**What to work on:**
Each entry must be given again exactly; images do not belong in the copy.

— START OF Extracted entries —

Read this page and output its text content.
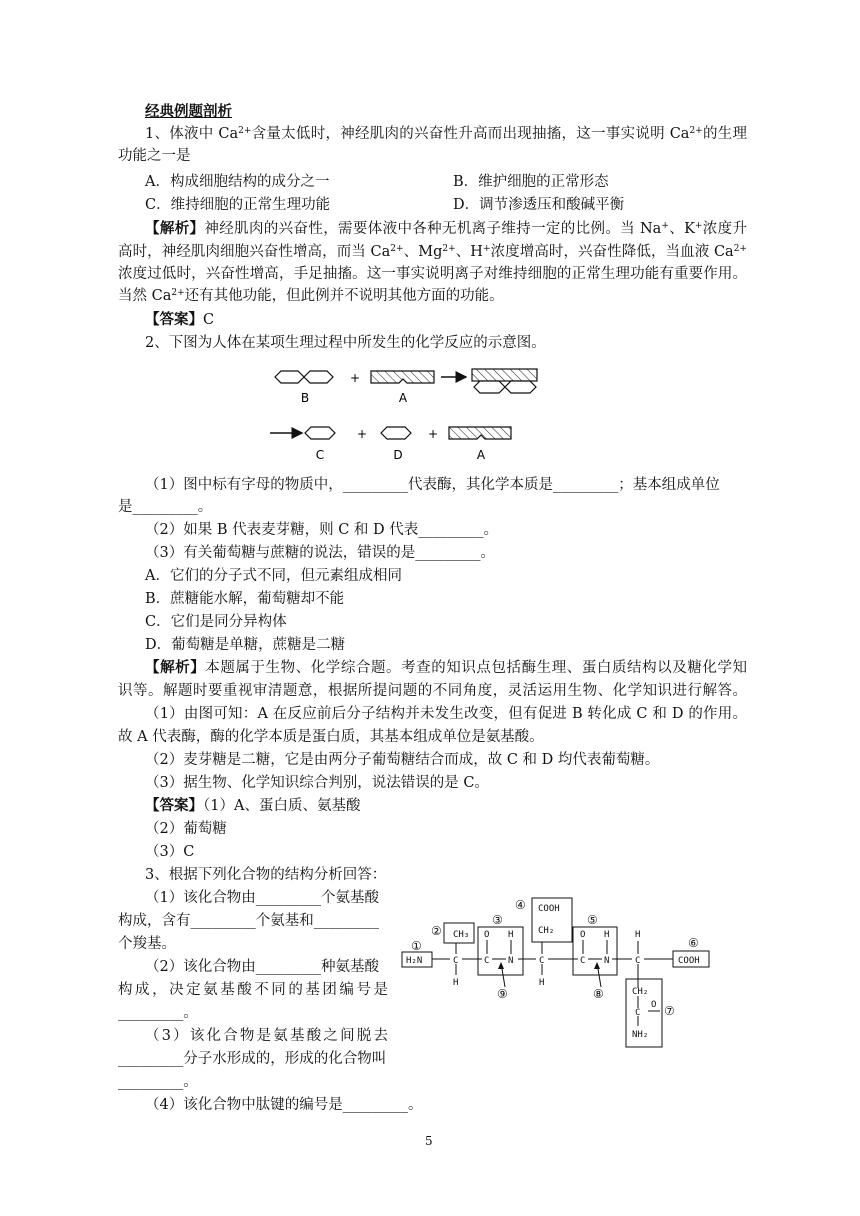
经典例题剖析
1、体液中 $Ca^{2+}$含量太低时，神经肌肉的兴奋性升高而出现抽搐，这一事实说明 $Ca^{2+}$的生理
功能之一是
A．构成细胞结构的成分之一	B．维护细胞的正常形态
C．维持细胞的正常生理功能	D．调节渗透压和酸碱平衡
【解析】神经肌肉的兴奋性，需要体液中各种无机离子维持一定的比例。当 Na+、K+浓度升
高时，神经肌肉细胞兴奋性增高，而当 $Ca^{2+}$、$Mg^{2+}$、H+浓度增高时，兴奋性降低，当血液 $Ca^{2+}$
浓度过低时，兴奋性增高，手足抽搐。这一事实说明离子对维持细胞的正常生理功能有重要作用。
当然 $Ca^{2+}$还有其他功能，但此例并不说明其他方面的功能。
【答案】C
2、下图为人体在某项生理过程中所发生的化学反应的示意图。
B
+
A
C
+
D
+
A
（1）图中标有字母的物质中，_________代表酶，其化学本质是_________；基本组成单位
是_________。
（2）如果 B 代表麦芽糖，则 C 和 D 代表_________。
（3）有关葡萄糖与蔗糖的说法，错误的是_________。
A．它们的分子式不同，但元素组成相同
B．蔗糖能水解，葡萄糖却不能
C．它们是同分异构体
D．葡萄糖是单糖，蔗糖是二糖
【解析】本题属于生物、化学综合题。考查的知识点包括酶生理、蛋白质结构以及糖化学知
识等。解题时要重视审清题意，根据所提问题的不同角度，灵活运用生物、化学知识进行解答。
（1）由图可知：A 在反应前后分子结构并未发生改变，但有促进 B 转化成 C 和 D 的作用。
故 A 代表酶，酶的化学本质是蛋白质，其基本组成单位是氨基酸。
（2）麦芽糖是二糖，它是由两分子葡萄糖结合而成，故 C 和 D 均代表葡萄糖。
（3）据生物、化学知识综合判别，说法错误的是 C。
【答案】（1）A、蛋白质、氨基酸
（2）葡萄糖
（3）C
3、根据下列化合物的结构分析回答：
（1）该化合物由_________个氨基酸
构成，含有_________个氨基和_________
个羧基。
（2）该化合物由_________种氨基酸
构成，决定氨基酸不同的基团编号是
_________。
（3）该化合物是氨基酸之间脱去
_________分子水形成的，形成的化合物叫
_________。
（4）该化合物中肽键的编号是_________。
H₂N
CH₃
C
H
O H
C N
COOH
CH₂
C
H
O H
C N
H
C	COOH
CH₂
C
O
NH₂
①
②
③
④
⑤
⑥
⑦
⑧
⑨
5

— END OF Extracted entries —

**Output of the exercise:**
Read this page and output its text content.
经典例题剖析
1、体液中 $Ca^{2+}$含量太低时，神经肌肉的兴奋性升高而出现抽搐，这一事实说明 $Ca^{2+}$的生理
功能之一是
A．构成细胞结构的成分之一	B．维护细胞的正常形态
C．维持细胞的正常生理功能	D．调节渗透压和酸碱平衡
【解析】神经肌肉的兴奋性，需要体液中各种无机离子维持一定的比例。当 Na+、K+浓度升
高时，神经肌肉细胞兴奋性增高，而当 $Ca^{2+}$、$Mg^{2+}$、H+浓度增高时，兴奋性降低，当血液 $Ca^{2+}$
浓度过低时，兴奋性增高，手足抽搐。这一事实说明离子对维持细胞的正常生理功能有重要作用。
当然 $Ca^{2+}$还有其他功能，但此例并不说明其他方面的功能。
【答案】C
2、下图为人体在某项生理过程中所发生的化学反应的示意图。
B
+
A
C
+
D
+
A
（1）图中标有字母的物质中，_________代表酶，其化学本质是_________；基本组成单位
是_________。
（2）如果 B 代表麦芽糖，则 C 和 D 代表_________。
（3）有关葡萄糖与蔗糖的说法，错误的是_________。
A．它们的分子式不同，但元素组成相同
B．蔗糖能水解，葡萄糖却不能
C．它们是同分异构体
D．葡萄糖是单糖，蔗糖是二糖
【解析】本题属于生物、化学综合题。考查的知识点包括酶生理、蛋白质结构以及糖化学知
识等。解题时要重视审清题意，根据所提问题的不同角度，灵活运用生物、化学知识进行解答。
（1）由图可知：A 在反应前后分子结构并未发生改变，但有促进 B 转化成 C 和 D 的作用。
故 A 代表酶，酶的化学本质是蛋白质，其基本组成单位是氨基酸。
（2）麦芽糖是二糖，它是由两分子葡萄糖结合而成，故 C 和 D 均代表葡萄糖。
（3）据生物、化学知识综合判别，说法错误的是 C。
【答案】（1）A、蛋白质、氨基酸
（2）葡萄糖
（3）C
3、根据下列化合物的结构分析回答：
（1）该化合物由_________个氨基酸
构成，含有_________个氨基和_________
个羧基。
（2）该化合物由_________种氨基酸
构成，决定氨基酸不同的基团编号是
_________。
（3）该化合物是氨基酸之间脱去
_________分子水形成的，形成的化合物叫
_________。
（4）该化合物中肽键的编号是_________。
H₂N
CH₃
C
H
O H
C N
COOH
CH₂
C
H
O H
C N
H
C	COOH
CH₂
C
O
NH₂
①
②
③
④
⑤
⑥
⑦
⑧
⑨
5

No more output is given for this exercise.